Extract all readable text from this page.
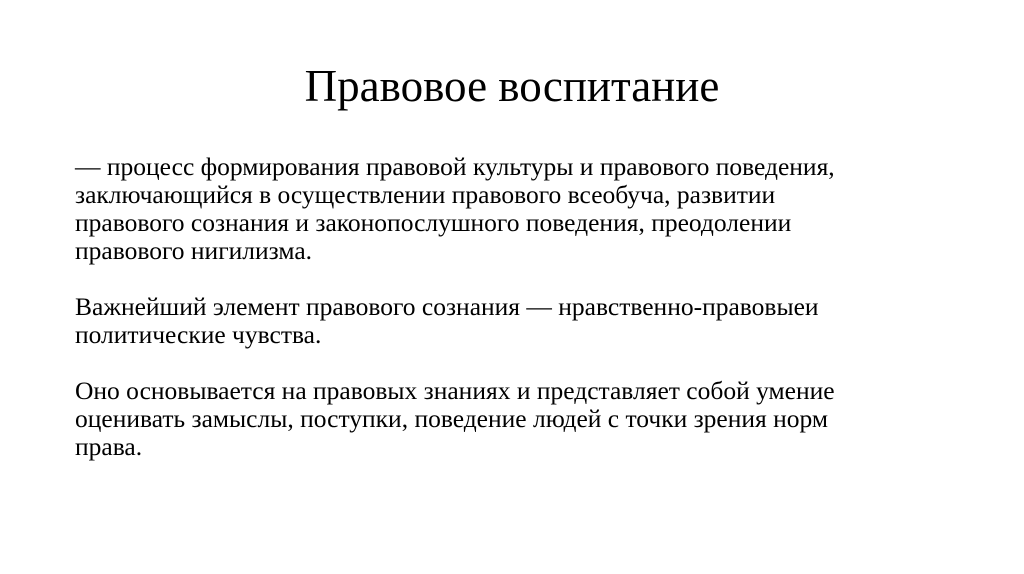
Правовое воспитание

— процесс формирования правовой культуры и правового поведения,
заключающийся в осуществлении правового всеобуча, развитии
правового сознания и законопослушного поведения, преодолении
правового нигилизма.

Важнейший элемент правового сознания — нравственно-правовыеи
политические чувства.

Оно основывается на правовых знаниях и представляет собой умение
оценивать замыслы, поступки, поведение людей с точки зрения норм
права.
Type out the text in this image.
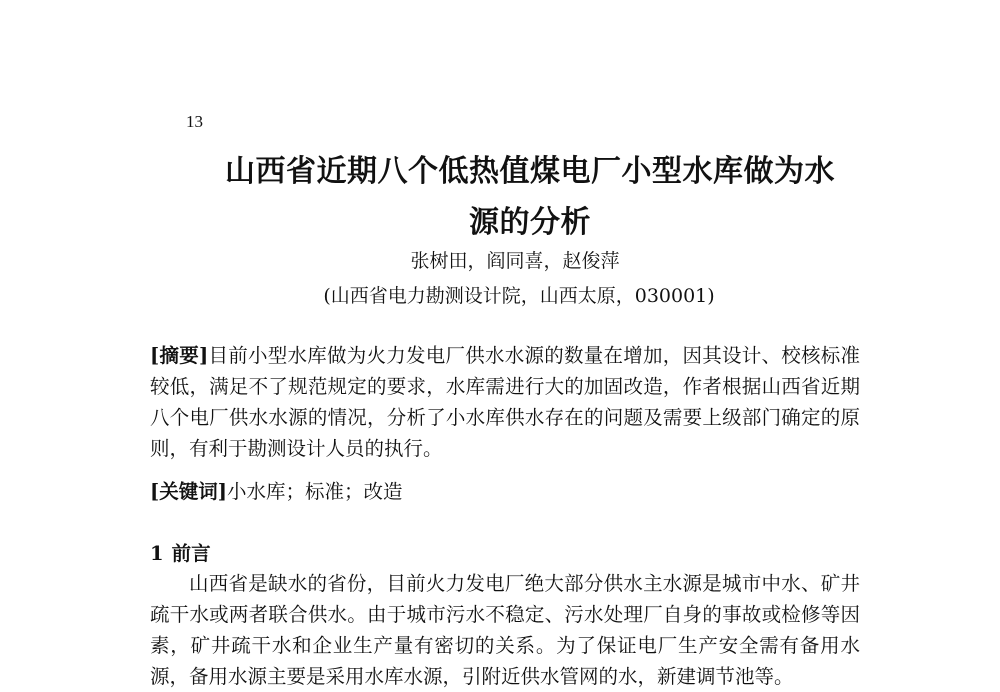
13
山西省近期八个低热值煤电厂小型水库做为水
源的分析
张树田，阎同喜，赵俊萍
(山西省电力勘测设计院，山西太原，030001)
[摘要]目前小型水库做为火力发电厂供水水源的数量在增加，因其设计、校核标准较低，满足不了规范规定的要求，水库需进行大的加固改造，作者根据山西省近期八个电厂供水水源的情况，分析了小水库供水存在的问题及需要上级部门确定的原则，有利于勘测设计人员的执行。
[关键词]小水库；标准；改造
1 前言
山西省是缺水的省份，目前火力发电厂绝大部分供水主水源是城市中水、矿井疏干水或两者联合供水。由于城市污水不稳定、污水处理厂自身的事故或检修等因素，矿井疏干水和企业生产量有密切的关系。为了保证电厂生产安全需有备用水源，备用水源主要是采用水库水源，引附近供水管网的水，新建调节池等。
..........
▶ EXERCISE OBJECTIVE
Set down exactly and only the lines from the line that contains "Type out the text in this image." through the last line of the entries above, with both of those lines included and the pictures left out.

▶ EXERCISE OUTPUT
Type out the text in this image.
13
山西省近期八个低热值煤电厂小型水库做为水
源的分析
张树田，阎同喜，赵俊萍
(山西省电力勘测设计院，山西太原，030001)
[摘要]目前小型水库做为火力发电厂供水水源的数量在增加，因其设计、校核标准较低，满足不了规范规定的要求，水库需进行大的加固改造，作者根据山西省近期八个电厂供水水源的情况，分析了小水库供水存在的问题及需要上级部门确定的原则，有利于勘测设计人员的执行。
[关键词]小水库；标准；改造
1 前言
山西省是缺水的省份，目前火力发电厂绝大部分供水主水源是城市中水、矿井疏干水或两者联合供水。由于城市污水不稳定、污水处理厂自身的事故或检修等因素，矿井疏干水和企业生产量有密切的关系。为了保证电厂生产安全需有备用水源，备用水源主要是采用水库水源，引附近供水管网的水，新建调节池等。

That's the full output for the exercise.